Can you pull out each line of the data below that includes the word "Methane"?
"""
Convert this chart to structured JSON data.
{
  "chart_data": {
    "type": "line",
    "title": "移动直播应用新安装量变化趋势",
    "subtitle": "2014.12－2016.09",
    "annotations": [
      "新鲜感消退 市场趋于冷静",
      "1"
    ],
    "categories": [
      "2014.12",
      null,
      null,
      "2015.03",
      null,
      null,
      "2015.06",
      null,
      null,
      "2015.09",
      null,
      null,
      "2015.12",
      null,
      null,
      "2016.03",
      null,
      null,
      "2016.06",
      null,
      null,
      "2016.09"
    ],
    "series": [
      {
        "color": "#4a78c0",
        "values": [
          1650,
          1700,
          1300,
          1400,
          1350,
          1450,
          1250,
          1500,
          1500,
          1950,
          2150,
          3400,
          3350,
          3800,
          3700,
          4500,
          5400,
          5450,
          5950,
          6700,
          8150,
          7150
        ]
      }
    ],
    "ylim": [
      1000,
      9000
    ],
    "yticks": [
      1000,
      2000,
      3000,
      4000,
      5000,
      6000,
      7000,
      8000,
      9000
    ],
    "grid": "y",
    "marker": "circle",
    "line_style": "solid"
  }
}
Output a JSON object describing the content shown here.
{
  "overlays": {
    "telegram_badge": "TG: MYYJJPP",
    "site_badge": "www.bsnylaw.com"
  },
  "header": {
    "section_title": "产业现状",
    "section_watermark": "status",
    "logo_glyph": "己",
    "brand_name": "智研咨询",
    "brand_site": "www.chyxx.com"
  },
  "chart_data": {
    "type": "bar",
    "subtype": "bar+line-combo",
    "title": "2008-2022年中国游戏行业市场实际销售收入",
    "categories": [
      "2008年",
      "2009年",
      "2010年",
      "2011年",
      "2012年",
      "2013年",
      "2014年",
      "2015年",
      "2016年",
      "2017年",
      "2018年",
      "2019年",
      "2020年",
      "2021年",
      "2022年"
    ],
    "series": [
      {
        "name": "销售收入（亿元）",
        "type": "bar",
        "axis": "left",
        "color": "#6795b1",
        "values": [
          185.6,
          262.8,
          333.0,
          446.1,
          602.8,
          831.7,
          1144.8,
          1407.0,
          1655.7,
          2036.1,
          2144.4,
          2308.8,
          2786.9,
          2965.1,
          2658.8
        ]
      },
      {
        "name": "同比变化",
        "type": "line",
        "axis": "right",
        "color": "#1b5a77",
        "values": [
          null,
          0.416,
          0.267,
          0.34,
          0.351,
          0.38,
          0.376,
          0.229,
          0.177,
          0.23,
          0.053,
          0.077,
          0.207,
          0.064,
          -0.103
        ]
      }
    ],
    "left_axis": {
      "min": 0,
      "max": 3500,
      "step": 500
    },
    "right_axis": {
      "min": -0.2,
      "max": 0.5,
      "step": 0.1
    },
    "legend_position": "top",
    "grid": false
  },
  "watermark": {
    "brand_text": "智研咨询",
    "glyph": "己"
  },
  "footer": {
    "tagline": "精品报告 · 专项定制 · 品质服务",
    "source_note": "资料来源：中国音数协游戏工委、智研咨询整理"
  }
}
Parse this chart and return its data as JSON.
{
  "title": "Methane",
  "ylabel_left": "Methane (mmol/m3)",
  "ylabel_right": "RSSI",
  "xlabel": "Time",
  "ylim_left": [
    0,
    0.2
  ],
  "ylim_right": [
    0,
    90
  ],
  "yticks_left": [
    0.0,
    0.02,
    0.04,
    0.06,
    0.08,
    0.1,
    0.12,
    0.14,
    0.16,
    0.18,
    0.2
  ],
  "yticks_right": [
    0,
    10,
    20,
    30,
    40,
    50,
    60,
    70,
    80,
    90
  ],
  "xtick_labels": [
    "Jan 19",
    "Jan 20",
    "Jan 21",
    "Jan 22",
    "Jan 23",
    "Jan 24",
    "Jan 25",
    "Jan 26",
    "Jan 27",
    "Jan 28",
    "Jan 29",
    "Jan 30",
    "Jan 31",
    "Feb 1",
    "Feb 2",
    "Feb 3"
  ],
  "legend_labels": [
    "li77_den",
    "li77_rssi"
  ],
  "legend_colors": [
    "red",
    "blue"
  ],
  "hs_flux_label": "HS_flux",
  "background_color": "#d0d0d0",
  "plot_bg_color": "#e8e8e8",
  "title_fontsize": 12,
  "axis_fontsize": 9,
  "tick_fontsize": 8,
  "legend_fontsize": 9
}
"""
● THE REPLY:
  "title": "Methane",
  "ylabel_left": "Methane (mmol/m3)",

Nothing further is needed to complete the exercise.